Task directions
Copy each line in the data that includes the word "conocer".

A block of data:
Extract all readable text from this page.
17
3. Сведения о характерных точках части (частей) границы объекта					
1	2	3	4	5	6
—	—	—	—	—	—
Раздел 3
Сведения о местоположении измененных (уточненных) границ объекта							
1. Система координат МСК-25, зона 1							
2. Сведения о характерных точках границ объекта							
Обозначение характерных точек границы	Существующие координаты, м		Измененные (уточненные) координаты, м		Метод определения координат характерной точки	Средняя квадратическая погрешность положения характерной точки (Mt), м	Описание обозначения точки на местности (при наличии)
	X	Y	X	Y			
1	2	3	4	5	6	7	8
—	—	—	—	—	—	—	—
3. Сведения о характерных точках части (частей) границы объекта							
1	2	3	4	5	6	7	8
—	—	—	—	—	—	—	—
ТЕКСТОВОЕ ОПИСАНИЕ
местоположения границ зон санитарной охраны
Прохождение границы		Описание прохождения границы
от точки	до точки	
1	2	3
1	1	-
* * *
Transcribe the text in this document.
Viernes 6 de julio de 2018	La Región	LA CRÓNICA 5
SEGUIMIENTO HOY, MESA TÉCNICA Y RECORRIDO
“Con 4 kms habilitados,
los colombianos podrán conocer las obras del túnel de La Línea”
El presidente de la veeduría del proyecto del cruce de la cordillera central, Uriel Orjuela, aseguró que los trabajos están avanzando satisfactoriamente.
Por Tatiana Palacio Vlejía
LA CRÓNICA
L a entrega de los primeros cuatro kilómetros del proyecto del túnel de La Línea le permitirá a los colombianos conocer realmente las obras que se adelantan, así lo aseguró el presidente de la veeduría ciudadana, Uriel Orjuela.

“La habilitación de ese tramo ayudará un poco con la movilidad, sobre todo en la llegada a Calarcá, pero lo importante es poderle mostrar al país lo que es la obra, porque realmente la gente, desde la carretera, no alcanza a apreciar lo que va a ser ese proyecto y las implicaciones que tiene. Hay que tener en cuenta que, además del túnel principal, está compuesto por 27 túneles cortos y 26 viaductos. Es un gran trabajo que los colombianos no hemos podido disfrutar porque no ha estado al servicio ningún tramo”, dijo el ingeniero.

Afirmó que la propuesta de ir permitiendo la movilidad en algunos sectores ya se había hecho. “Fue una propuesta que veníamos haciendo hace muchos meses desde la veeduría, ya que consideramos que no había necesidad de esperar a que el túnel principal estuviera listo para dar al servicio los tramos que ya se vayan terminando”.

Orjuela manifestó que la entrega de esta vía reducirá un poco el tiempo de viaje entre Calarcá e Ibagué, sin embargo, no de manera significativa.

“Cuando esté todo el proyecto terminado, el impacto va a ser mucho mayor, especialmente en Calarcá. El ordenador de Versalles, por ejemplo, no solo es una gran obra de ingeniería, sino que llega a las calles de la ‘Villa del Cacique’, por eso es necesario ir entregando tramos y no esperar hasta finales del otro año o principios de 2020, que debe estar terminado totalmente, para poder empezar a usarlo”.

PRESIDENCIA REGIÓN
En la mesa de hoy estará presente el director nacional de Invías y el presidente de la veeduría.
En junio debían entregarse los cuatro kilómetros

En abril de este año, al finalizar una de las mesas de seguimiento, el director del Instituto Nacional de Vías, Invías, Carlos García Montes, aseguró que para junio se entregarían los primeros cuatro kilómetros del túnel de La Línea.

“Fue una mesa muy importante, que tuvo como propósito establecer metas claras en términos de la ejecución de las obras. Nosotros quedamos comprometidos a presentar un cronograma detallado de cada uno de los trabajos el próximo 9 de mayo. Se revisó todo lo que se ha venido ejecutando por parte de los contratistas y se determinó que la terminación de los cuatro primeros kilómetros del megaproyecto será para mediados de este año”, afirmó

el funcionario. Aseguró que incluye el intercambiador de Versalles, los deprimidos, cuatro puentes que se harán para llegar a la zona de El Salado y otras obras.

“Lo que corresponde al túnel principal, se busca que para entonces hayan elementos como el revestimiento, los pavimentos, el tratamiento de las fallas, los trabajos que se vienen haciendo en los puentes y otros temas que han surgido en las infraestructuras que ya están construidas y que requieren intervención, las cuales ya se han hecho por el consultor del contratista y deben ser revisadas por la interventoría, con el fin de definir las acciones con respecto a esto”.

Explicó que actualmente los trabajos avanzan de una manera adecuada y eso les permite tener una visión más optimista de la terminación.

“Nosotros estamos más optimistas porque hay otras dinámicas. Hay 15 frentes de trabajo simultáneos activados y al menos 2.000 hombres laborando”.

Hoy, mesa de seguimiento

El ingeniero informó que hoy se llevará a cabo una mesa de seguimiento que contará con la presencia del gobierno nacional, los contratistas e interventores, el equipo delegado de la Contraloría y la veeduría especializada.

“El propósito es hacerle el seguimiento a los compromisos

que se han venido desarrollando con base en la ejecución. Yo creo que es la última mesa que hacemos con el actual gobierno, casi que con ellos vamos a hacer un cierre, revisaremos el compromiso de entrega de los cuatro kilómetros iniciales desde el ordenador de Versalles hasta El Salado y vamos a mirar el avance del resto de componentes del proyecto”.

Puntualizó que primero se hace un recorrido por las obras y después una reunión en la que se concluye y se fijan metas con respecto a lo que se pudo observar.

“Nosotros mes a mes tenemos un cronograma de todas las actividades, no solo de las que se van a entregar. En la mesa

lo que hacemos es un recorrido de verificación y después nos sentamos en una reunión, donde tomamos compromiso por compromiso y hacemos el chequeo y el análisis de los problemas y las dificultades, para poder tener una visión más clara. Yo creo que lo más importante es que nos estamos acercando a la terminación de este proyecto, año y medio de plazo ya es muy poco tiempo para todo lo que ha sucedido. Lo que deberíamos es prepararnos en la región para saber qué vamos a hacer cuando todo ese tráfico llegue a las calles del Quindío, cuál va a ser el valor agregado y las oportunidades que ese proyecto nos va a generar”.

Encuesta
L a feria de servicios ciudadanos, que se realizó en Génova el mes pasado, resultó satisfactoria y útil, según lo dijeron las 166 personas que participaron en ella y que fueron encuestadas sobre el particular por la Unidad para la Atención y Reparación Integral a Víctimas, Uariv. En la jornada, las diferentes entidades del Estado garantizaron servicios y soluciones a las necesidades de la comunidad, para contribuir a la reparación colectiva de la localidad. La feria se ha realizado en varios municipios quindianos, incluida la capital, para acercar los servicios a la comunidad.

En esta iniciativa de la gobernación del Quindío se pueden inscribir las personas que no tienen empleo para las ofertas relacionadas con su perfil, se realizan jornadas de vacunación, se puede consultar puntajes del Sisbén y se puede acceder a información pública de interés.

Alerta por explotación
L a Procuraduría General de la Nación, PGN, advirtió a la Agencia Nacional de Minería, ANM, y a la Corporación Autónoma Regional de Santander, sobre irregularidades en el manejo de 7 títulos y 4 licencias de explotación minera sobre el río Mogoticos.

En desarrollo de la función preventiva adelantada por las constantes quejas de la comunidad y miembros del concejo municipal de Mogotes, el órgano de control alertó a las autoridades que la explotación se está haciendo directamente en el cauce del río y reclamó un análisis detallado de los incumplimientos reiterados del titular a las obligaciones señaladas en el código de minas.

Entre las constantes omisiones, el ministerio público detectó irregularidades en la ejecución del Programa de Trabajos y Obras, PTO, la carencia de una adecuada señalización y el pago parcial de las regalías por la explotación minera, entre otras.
---
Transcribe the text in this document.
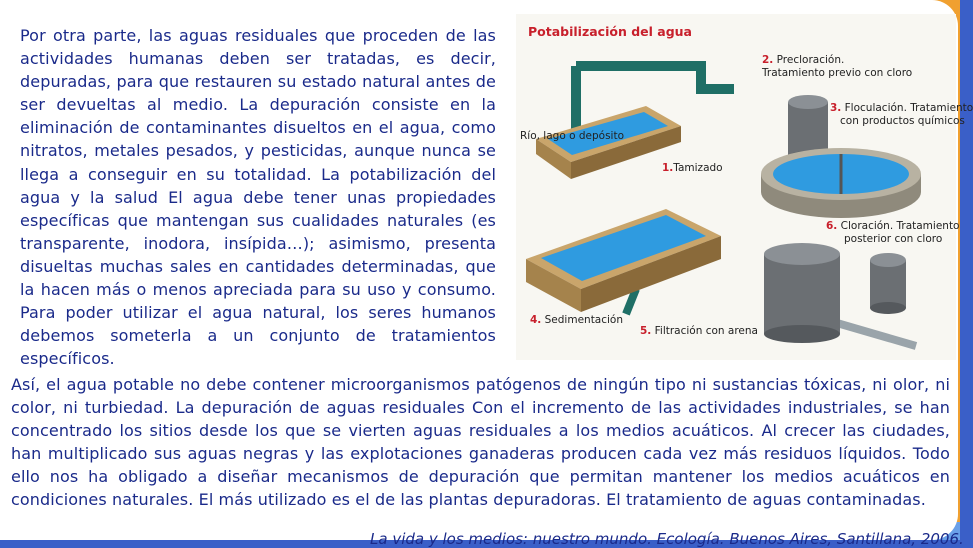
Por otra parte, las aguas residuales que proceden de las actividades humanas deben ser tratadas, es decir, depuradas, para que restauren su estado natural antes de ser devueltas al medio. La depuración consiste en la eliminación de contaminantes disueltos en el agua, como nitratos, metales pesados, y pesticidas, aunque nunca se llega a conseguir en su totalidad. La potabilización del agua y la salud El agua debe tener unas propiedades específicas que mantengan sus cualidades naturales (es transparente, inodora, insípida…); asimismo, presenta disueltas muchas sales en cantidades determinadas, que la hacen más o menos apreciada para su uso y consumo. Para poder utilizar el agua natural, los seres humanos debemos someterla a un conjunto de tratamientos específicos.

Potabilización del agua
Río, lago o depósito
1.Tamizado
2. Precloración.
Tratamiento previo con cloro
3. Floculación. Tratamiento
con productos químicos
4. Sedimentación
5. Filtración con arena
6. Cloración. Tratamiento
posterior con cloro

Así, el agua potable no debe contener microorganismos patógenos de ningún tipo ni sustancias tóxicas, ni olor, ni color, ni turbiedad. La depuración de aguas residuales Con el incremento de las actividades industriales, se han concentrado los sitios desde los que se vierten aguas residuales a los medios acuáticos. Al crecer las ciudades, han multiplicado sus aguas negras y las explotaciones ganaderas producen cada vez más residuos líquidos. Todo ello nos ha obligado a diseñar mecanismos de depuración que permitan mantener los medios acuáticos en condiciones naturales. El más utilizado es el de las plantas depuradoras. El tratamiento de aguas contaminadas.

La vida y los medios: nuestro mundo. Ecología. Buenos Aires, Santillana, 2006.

Output of the task
los colombianos podrán conocer las obras del túnel de La Línea”
L a entrega de los primeros cuatro kilómetros del proyecto del túnel de La Línea le permitirá a los colombianos conocer realmente las obras que se adelantan, así lo aseguró el presidente de la veeduría ciudadana, Uriel Orjuela.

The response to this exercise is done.